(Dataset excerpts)
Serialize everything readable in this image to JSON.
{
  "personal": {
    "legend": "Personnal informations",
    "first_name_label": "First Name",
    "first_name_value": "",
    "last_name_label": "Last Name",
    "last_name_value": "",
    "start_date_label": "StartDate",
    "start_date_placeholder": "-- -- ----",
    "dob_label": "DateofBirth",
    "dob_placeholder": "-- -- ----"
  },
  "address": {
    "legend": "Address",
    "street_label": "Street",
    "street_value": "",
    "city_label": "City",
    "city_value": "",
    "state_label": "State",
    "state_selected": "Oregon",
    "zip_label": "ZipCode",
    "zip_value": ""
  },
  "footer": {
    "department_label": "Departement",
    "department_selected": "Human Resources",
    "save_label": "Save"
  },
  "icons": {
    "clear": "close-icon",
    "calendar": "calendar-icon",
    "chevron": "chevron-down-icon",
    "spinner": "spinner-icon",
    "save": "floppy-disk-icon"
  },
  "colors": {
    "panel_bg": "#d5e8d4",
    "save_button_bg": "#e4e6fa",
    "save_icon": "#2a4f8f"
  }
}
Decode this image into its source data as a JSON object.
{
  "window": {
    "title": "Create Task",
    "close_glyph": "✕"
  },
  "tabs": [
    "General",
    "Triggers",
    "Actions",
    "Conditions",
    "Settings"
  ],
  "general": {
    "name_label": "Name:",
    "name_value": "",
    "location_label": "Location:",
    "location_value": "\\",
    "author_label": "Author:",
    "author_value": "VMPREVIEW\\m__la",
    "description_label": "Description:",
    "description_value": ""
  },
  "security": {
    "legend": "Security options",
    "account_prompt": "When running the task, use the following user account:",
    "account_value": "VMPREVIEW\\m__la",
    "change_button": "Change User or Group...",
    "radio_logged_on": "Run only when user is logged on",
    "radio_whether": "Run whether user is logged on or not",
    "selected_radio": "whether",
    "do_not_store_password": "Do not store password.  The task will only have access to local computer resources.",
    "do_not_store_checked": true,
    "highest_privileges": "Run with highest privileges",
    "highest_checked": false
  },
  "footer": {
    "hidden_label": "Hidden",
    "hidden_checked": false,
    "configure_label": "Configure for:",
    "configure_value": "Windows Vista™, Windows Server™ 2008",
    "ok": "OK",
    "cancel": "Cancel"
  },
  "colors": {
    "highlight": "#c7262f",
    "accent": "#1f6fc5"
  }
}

- TASK REQUIREMENTS -
Return every record above exactly as it appears.

- ANSWER BELOW -
Serialize everything readable in this image to JSON.
{
  "personal": {
    "legend": "Personnal informations",
    "first_name_label": "First Name",
    "first_name_value": "",
    "last_name_label": "Last Name",
    "last_name_value": "",
    "start_date_label": "StartDate",
    "start_date_placeholder": "-- -- ----",
    "dob_label": "DateofBirth",
    "dob_placeholder": "-- -- ----"
  },
  "address": {
    "legend": "Address",
    "street_label": "Street",
    "street_value": "",
    "city_label": "City",
    "city_value": "",
    "state_label": "State",
    "state_selected": "Oregon",
    "zip_label": "ZipCode",
    "zip_value": ""
  },
  "footer": {
    "department_label": "Departement",
    "department_selected": "Human Resources",
    "save_label": "Save"
  },
  "icons": {
    "clear": "close-icon",
    "calendar": "calendar-icon",
    "chevron": "chevron-down-icon",
    "spinner": "spinner-icon",
    "save": "floppy-disk-icon"
  },
  "colors": {
    "panel_bg": "#d5e8d4",
    "save_button_bg": "#e4e6fa",
    "save_icon": "#2a4f8f"
  }
}
Decode this image into its source data as a JSON object.
{
  "window": {
    "title": "Create Task",
    "close_glyph": "✕"
  },
  "tabs": [
    "General",
    "Triggers",
    "Actions",
    "Conditions",
    "Settings"
  ],
  "general": {
    "name_label": "Name:",
    "name_value": "",
    "location_label": "Location:",
    "location_value": "\\",
    "author_label": "Author:",
    "author_value": "VMPREVIEW\\m__la",
    "description_label": "Description:",
    "description_value": ""
  },
  "security": {
    "legend": "Security options",
    "account_prompt": "When running the task, use the following user account:",
    "account_value": "VMPREVIEW\\m__la",
    "change_button": "Change User or Group...",
    "radio_logged_on": "Run only when user is logged on",
    "radio_whether": "Run whether user is logged on or not",
    "selected_radio": "whether",
    "do_not_store_password": "Do not store password.  The task will only have access to local computer resources.",
    "do_not_store_checked": true,
    "highest_privileges": "Run with highest privileges",
    "highest_checked": false
  },
  "footer": {
    "hidden_label": "Hidden",
    "hidden_checked": false,
    "configure_label": "Configure for:",
    "configure_value": "Windows Vista™, Windows Server™ 2008",
    "ok": "OK",
    "cancel": "Cancel"
  },
  "colors": {
    "highlight": "#c7262f",
    "accent": "#1f6fc5"
  }
}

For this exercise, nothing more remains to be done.